Your goal: If a line in the entries includes "screenshot", show that line.

Extracted entries:
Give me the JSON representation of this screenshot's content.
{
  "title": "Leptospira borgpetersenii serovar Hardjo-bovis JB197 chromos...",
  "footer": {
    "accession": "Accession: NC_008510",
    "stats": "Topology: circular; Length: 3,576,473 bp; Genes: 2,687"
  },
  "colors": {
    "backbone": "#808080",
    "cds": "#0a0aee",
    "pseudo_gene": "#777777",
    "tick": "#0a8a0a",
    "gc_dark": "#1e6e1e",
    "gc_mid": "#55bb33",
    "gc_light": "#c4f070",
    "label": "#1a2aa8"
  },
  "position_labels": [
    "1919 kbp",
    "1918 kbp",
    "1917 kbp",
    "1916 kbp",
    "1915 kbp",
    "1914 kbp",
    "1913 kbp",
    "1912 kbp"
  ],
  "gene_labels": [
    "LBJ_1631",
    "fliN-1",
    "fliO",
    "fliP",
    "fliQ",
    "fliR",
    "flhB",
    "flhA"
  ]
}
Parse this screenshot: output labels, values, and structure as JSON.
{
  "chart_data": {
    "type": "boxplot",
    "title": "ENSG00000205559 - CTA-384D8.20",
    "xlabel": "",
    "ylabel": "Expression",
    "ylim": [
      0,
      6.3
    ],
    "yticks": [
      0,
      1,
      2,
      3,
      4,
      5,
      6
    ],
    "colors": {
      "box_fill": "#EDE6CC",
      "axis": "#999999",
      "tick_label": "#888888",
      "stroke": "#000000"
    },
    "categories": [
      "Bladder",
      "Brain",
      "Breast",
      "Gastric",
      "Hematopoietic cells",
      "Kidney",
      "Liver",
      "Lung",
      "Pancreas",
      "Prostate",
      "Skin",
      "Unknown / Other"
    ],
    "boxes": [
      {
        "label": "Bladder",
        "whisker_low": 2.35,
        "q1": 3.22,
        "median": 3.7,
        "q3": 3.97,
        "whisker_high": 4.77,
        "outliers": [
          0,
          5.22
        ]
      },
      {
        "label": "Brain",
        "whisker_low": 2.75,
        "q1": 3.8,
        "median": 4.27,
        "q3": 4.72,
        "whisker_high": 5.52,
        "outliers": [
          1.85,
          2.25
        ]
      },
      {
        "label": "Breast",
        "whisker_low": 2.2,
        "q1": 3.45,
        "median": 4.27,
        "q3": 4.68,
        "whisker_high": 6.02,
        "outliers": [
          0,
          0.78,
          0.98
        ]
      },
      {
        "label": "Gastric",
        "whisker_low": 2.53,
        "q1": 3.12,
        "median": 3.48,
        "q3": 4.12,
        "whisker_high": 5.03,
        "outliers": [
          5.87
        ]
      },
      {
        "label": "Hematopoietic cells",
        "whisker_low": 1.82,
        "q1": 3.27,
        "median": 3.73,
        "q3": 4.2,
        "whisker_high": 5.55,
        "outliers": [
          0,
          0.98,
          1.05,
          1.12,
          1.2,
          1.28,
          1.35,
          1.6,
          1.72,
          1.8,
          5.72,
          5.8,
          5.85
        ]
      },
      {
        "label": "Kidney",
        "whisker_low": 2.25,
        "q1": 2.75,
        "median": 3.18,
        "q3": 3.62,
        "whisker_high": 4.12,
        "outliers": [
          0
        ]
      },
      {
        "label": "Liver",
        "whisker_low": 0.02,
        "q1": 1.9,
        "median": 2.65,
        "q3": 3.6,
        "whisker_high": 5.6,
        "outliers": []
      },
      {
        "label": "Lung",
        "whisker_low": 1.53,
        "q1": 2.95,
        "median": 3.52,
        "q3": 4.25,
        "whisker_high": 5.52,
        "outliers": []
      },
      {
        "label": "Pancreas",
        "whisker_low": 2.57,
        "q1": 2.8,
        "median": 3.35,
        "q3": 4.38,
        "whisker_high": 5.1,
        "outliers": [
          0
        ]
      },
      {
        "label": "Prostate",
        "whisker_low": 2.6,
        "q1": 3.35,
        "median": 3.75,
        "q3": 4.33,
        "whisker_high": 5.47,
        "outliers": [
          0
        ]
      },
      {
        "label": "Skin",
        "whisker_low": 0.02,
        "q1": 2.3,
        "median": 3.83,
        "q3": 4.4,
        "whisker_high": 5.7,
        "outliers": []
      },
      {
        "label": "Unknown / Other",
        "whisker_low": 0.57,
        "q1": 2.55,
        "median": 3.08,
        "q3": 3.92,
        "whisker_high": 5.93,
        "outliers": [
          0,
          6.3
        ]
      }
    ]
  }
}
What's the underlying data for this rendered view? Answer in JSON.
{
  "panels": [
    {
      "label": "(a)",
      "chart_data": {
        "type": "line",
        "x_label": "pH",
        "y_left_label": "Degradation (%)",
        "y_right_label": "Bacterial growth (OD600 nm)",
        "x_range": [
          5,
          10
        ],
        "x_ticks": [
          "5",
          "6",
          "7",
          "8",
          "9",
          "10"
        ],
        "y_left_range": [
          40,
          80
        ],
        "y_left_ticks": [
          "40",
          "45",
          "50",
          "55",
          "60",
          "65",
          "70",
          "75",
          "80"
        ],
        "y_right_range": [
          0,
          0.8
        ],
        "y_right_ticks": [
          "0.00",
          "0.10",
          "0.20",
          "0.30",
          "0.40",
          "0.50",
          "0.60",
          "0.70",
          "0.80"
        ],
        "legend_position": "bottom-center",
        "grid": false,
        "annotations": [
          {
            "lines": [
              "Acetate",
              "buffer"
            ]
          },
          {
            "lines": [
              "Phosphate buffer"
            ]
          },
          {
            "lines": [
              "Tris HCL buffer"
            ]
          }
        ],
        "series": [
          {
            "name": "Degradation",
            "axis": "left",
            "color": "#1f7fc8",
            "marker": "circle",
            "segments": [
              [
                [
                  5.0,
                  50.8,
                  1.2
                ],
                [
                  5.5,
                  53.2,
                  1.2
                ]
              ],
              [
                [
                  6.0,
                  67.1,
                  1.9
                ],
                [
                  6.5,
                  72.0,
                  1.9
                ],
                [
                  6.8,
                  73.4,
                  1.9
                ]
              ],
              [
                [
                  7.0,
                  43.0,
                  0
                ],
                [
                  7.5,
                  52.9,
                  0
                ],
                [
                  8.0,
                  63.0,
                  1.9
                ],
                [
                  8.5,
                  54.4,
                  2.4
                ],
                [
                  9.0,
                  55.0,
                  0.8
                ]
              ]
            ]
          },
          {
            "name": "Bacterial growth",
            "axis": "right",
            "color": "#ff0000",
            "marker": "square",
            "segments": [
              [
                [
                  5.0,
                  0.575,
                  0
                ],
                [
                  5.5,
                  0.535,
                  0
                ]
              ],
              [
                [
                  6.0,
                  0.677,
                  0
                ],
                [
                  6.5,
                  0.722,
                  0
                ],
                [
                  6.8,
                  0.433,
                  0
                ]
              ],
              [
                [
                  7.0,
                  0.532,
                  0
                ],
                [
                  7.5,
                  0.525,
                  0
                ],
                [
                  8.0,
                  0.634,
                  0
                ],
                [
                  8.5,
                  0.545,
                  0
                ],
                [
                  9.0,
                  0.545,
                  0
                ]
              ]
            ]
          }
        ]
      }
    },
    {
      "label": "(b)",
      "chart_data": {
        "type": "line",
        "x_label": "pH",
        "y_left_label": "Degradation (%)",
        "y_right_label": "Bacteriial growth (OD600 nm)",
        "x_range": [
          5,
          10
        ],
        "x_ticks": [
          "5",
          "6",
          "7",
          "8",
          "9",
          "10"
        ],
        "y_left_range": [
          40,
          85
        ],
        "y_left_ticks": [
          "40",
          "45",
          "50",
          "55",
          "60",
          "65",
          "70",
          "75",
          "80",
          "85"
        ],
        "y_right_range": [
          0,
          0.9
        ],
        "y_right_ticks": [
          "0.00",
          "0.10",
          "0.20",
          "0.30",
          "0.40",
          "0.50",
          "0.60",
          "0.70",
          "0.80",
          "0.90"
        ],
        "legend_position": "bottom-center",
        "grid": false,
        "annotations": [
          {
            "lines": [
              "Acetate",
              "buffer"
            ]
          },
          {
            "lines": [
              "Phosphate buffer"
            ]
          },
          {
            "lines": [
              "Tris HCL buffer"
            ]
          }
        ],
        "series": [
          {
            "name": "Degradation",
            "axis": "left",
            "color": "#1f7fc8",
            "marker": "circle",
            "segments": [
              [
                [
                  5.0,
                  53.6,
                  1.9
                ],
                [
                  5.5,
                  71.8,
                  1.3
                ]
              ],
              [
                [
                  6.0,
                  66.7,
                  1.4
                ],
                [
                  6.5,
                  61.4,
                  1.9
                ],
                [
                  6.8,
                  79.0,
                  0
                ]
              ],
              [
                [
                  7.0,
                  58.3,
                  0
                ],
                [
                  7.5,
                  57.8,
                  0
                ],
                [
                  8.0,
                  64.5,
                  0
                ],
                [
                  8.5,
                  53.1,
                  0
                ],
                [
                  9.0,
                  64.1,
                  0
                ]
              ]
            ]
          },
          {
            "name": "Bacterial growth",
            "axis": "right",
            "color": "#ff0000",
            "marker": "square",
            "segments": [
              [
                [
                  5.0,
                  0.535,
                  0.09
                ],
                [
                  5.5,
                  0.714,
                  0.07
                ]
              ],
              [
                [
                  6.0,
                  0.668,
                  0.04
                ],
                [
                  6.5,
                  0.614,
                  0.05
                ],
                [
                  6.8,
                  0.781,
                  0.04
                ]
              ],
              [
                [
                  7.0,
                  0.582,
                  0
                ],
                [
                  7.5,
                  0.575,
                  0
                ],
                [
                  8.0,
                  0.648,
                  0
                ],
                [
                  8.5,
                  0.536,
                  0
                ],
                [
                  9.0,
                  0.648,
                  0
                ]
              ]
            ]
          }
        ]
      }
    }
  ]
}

Reply to the task:
Give me the JSON representation of this screenshot's content.
Parse this screenshot: output labels, values, and structure as JSON.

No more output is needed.